PROBLEM STATEMENT
Search the material for "serum" and show all lines that contain it.

Start PROVIDED ENTRIES

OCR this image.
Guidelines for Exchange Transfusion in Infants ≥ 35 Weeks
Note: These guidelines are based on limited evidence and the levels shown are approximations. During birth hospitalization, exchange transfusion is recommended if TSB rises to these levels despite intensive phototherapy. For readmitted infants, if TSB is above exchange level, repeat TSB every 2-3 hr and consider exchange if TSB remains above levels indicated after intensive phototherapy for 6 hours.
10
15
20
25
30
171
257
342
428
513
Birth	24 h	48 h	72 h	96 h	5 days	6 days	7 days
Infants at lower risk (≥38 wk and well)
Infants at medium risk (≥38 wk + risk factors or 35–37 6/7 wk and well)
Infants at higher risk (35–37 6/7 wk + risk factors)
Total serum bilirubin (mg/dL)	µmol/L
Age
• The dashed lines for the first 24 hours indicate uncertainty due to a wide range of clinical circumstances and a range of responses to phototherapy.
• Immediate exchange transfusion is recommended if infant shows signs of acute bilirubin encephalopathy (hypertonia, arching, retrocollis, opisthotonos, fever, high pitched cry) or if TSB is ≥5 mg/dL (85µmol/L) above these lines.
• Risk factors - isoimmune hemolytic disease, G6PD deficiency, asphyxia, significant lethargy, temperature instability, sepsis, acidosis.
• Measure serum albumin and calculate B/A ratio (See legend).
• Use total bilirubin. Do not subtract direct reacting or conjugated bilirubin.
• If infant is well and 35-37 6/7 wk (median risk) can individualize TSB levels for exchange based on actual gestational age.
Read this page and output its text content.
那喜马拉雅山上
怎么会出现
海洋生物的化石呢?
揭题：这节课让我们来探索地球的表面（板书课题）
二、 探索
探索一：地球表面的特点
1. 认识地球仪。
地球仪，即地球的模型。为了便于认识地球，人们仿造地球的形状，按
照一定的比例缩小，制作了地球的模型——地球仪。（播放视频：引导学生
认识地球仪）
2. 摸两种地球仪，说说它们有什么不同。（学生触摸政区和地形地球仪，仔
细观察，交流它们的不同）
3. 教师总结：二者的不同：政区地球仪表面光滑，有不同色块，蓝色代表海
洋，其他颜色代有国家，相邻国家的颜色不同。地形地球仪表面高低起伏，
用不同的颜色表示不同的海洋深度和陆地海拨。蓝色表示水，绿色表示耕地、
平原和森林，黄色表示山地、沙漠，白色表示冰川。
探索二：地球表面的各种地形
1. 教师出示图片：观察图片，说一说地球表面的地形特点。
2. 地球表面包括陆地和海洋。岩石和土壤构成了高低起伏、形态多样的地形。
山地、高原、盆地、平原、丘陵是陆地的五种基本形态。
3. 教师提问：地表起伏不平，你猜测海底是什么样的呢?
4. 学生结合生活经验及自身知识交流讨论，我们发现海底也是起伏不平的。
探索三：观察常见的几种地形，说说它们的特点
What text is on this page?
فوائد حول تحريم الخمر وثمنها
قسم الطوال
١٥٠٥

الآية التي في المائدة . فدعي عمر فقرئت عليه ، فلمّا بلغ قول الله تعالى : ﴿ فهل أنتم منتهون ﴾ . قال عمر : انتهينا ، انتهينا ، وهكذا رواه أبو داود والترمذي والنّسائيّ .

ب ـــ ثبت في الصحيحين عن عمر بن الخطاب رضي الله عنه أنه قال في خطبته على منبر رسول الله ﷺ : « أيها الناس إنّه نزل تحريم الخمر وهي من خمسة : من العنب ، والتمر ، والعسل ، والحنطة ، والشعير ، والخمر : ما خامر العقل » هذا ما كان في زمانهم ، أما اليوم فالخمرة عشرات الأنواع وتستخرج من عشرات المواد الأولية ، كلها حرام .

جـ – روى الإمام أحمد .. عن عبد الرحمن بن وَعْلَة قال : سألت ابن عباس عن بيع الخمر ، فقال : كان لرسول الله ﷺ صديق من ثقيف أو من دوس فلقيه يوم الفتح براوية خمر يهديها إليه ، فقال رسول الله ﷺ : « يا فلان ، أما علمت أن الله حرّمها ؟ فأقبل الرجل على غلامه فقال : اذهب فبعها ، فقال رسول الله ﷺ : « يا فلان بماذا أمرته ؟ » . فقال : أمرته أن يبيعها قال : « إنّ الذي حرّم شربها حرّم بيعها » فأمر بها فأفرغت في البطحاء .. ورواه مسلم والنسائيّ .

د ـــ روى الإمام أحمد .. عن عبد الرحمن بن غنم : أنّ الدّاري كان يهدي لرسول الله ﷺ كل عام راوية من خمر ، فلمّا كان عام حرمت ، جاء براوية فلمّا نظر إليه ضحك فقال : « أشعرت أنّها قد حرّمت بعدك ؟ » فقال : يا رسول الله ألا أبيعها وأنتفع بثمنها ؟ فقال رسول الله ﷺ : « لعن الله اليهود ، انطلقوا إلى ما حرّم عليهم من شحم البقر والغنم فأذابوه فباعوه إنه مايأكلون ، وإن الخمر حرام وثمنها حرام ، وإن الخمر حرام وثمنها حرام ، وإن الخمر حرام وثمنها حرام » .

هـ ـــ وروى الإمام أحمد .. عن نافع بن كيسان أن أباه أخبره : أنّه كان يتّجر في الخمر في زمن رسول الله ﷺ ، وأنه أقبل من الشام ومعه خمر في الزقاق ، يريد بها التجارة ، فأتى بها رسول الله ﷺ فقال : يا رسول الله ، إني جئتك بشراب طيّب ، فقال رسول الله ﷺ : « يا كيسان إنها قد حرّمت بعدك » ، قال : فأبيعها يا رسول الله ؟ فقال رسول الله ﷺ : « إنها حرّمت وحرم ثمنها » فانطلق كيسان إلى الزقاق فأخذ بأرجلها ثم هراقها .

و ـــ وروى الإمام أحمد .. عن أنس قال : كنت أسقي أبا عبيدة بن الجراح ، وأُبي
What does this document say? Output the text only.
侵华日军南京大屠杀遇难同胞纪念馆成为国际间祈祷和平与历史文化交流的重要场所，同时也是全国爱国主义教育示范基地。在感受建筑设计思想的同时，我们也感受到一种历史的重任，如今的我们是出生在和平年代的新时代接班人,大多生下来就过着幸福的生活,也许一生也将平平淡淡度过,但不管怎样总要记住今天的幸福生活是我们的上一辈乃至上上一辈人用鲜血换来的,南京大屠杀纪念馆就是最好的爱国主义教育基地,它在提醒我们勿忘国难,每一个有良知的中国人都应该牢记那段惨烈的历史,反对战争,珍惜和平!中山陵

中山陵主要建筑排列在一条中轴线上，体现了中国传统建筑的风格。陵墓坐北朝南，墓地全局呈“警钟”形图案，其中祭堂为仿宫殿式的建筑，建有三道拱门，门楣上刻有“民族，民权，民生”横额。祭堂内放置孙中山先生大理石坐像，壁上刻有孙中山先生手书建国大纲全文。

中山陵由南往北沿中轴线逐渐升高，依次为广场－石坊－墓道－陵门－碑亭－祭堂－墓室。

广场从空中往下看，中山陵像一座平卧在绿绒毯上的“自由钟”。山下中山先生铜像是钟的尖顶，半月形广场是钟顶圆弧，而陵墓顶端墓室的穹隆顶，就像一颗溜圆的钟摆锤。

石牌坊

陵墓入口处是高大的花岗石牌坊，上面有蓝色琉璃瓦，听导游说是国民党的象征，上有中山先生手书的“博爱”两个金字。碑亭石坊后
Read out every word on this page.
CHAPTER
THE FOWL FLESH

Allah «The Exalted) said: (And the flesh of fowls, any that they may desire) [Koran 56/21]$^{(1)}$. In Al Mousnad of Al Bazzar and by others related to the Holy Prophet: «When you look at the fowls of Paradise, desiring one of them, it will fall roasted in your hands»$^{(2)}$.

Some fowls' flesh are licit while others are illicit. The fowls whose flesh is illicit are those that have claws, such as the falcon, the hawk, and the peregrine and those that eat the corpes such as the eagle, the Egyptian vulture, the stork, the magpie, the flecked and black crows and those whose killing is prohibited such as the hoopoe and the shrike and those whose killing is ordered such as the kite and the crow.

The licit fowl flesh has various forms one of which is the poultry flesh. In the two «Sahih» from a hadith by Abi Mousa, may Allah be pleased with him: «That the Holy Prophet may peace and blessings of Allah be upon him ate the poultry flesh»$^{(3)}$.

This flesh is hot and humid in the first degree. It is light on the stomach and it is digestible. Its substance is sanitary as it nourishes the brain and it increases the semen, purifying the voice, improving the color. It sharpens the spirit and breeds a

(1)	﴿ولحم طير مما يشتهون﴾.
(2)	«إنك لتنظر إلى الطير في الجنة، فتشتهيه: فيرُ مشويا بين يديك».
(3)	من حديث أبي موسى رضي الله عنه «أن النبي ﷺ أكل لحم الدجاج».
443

End PROVIDED ENTRIES

RESULT OF THE TASK
Total serum bilirubin (mg/dL)	µmol/L
• Measure serum albumin and calculate B/A ratio (See legend).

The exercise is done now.